**課題の説明:**
本文抜粋のうち、「漫画もアニメもゲームも、みん」から「しい」と冗談交じりに語った。」までを一字一句違えずに書き写しなさい。

どちらかというと、クリエイターの顔が見えた時代のコンテンツの方が豊かだったと鳥嶋氏は考えており、「もう1度、クリエイターの時代が到来しないだろうか」と思っているようだ。

漫画もアニメもゲームも、みんなひとりひとりに「感動した作品」というものがあり、誰が作ったかに興味が出て、その人間のところに行って仕事をしたいというような思いに駆られることがあるだろう。実際、そのような形から業界に入って仕事をしている人もいる。

そのように、クリエイターが輝かないと才能は集まらないし、星空は成り立たないと語る。2023年7月に出版された「Dr.マシリト 最強漫画術」のあとがきにも書かれているが、「才能を見つけ出して育て、読者へとどう繋げるかを考え、それを実現できる企業を多くしたい」というのがここしばらくの思いだという。これらを考えずにヒットやデジタル化、国際化などと豪語する作品は「みんな滅ぶか、退場して欲しい」と冗談交じりに語った。

そんなことを思うなかで鳥嶋氏はFLAT STUDIOloundraw氏に会い、ずば抜けた才能に仰天したという。loundraw氏は「自分の持っている特質や長所を最大化して違うステップに行きたい、そのためにアニメを作りたい」と発言している。そして、その声を拡声して外に伝える石井氏というプロデューサーがいる。ここまでなら才能あるふたりがアニメーションスタジオを始めた話で終わることで、鳥嶋氏も最初はそう思って聞いていたようだ。しかし、のちに彼らが「言葉を大事にしながら物作りをしている」という話を聞いて驚いたという。

彼らは、「なにがうまくいかなかったのか」「なにが大事なのか」など、それらを都度、言葉で定義付けしてやり取りをしているとのこと。そのなかで言葉にできないものは共有体験にできないことから、「自分たちのやり方に合っていない」としている。なぜなら言葉で誰かに説明をするというのは、自分の中にある考えを見つけ出さないとできることではないからだ。人に伝えた言葉の反応によって自分がまた考えるが、それも言葉を介在してやるしかない。そのため、言葉での定義付けを重要視しているのだ。

FLAT STUDIOは「考えるアニメ作りをしたい」と言っており、これはまさに次世代のスタジオであると鳥嶋氏は感じたという。小さい頃から黙々となにかを覚えることを強制され、発表の場を持たずに言葉にする経験を持たなかった人間を集め、それを意識化させ、作業化させる。一種の人格形成から生き方の学習までさせるという点で、恐るべきアニメスタジオだと思ったという。

また、徹底的な分業が当たり前なアニメ業界にFLAT STUDIOが反旗を翻したことにも鳥嶋氏は感銘を受けたと語る。先ほどの彼らの講演もまるで科学の授業みたいだったと驚いたとのこと。また、彼らについて詳しく知りたい方は電ファミニコゲーマーのインタビュー記事を3回ほどゆっくり読んでいただきたいとの紹介もあった。

もともと物作りは「誰かに伝えたい」という思いから始まったと鳥嶋氏は話す。ひとりの情熱を持った才能ある人間が「どうしてもこれを作りたい」「たくさんの人に届けたい」と思うことで、徐々にその周りに誰かが集まってくる。本来、そこにヒットや数字というものはない。ヒット作は、みんながごはんを食べていくためには必要だが、逆はあり得ないと強調する。

「作品を語れない、才能を語れない、読者をちゃんと見ようとしない人間や企業は絶滅してほしい(笑)」とコメントしつつ、FLAT STUDIOのふたりに「たくさんのいい加減な連中にマシンガンを撃ちまくってほしい」とのラブコールを送る形で講演は締めくくられた。

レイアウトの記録
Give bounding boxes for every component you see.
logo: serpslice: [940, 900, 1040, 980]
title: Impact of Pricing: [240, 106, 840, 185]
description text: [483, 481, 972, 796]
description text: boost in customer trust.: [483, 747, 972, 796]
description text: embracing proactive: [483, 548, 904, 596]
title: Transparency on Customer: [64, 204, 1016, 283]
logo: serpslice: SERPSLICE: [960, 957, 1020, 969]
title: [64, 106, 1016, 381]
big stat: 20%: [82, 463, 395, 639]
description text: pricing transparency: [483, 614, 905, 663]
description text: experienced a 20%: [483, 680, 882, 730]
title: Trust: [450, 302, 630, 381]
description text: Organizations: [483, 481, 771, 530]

---

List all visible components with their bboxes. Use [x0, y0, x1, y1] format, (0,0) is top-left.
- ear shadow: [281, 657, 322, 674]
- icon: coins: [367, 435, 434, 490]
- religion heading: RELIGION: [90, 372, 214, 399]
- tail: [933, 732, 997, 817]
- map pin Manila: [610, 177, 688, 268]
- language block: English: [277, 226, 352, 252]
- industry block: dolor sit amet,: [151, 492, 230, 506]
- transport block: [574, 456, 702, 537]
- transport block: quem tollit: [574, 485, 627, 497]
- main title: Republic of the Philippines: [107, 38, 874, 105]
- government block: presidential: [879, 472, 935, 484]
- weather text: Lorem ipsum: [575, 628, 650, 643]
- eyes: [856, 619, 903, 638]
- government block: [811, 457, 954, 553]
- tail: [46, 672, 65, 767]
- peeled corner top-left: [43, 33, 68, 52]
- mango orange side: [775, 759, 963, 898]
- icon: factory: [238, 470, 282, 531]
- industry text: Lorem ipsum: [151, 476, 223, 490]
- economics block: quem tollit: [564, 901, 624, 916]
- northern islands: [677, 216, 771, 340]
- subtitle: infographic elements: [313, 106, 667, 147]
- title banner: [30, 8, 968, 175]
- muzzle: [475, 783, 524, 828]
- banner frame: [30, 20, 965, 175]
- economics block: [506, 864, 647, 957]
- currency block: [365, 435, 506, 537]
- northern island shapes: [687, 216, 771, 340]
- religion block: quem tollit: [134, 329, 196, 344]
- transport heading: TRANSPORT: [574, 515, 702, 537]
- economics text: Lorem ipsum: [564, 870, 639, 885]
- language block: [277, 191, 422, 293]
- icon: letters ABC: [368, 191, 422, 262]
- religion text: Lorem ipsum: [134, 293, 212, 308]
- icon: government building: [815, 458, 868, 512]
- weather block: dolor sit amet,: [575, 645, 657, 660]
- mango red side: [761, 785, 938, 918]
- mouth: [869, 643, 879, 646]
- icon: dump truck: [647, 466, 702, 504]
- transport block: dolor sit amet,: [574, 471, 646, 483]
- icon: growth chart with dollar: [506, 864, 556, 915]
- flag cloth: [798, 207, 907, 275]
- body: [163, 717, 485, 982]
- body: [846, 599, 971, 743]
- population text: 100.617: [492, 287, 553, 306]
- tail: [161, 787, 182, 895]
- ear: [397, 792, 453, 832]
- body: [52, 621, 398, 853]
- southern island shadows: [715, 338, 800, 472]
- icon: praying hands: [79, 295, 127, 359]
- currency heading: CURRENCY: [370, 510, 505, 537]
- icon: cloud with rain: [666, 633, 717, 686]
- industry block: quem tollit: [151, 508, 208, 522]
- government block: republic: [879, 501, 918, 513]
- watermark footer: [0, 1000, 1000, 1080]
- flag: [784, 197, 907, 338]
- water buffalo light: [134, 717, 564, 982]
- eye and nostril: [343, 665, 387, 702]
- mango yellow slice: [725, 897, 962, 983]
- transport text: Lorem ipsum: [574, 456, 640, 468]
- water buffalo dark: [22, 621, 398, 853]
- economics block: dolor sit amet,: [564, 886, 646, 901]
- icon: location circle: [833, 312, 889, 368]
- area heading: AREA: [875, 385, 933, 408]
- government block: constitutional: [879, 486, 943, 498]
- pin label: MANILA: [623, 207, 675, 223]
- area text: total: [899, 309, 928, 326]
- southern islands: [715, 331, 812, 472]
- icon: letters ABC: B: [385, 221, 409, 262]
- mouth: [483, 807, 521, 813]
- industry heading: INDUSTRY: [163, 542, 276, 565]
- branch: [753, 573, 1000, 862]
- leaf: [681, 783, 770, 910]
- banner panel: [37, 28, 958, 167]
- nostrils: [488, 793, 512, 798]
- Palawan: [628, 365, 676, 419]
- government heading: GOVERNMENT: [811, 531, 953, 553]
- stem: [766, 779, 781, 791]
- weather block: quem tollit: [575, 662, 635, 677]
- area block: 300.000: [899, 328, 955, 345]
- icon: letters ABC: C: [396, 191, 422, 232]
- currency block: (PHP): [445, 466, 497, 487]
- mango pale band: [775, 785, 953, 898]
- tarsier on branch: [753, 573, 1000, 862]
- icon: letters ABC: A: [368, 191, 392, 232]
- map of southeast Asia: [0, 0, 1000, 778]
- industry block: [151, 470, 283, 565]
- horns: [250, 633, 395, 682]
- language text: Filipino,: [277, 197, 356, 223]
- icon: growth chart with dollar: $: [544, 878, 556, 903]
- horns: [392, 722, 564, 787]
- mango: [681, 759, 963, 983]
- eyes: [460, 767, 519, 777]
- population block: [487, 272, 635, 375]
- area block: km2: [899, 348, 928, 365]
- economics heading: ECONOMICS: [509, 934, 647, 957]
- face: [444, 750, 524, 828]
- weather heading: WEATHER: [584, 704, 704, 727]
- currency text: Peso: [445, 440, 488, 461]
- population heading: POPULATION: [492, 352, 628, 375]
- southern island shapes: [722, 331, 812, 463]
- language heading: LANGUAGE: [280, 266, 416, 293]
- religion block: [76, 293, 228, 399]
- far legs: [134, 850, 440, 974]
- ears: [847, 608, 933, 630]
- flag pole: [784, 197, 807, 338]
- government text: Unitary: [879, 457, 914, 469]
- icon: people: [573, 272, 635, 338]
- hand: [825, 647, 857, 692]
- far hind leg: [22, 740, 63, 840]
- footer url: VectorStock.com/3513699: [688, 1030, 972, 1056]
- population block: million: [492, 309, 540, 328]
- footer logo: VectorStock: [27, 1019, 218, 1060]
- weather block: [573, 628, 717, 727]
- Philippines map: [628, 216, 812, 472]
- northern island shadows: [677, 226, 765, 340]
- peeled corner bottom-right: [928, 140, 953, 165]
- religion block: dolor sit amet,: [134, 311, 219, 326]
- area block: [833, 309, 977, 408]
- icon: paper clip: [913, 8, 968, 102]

**課題の結果:**
漫画もアニメもゲームも、みんなひとりひとりに「感動した作品」というものがあり、誰が作ったかに興味が出て、その人間のところに行って仕事をしたいというような思いに駆られることがあるだろう。実際、そのような形から業界に入って仕事をしている人もいる。

そのように、クリエイターが輝かないと才能は集まらないし、星空は成り立たないと語る。2023年7月に出版された「Dr.マシリト 最強漫画術」のあとがきにも書かれているが、「才能を見つけ出して育て、読者へとどう繋げるかを考え、それを実現できる企業を多くしたい」というのがここしばらくの思いだという。これらを考えずにヒットやデジタル化、国際化などと豪語する作品は「みんな滅ぶか、退場して欲しい」と冗談交じりに語った。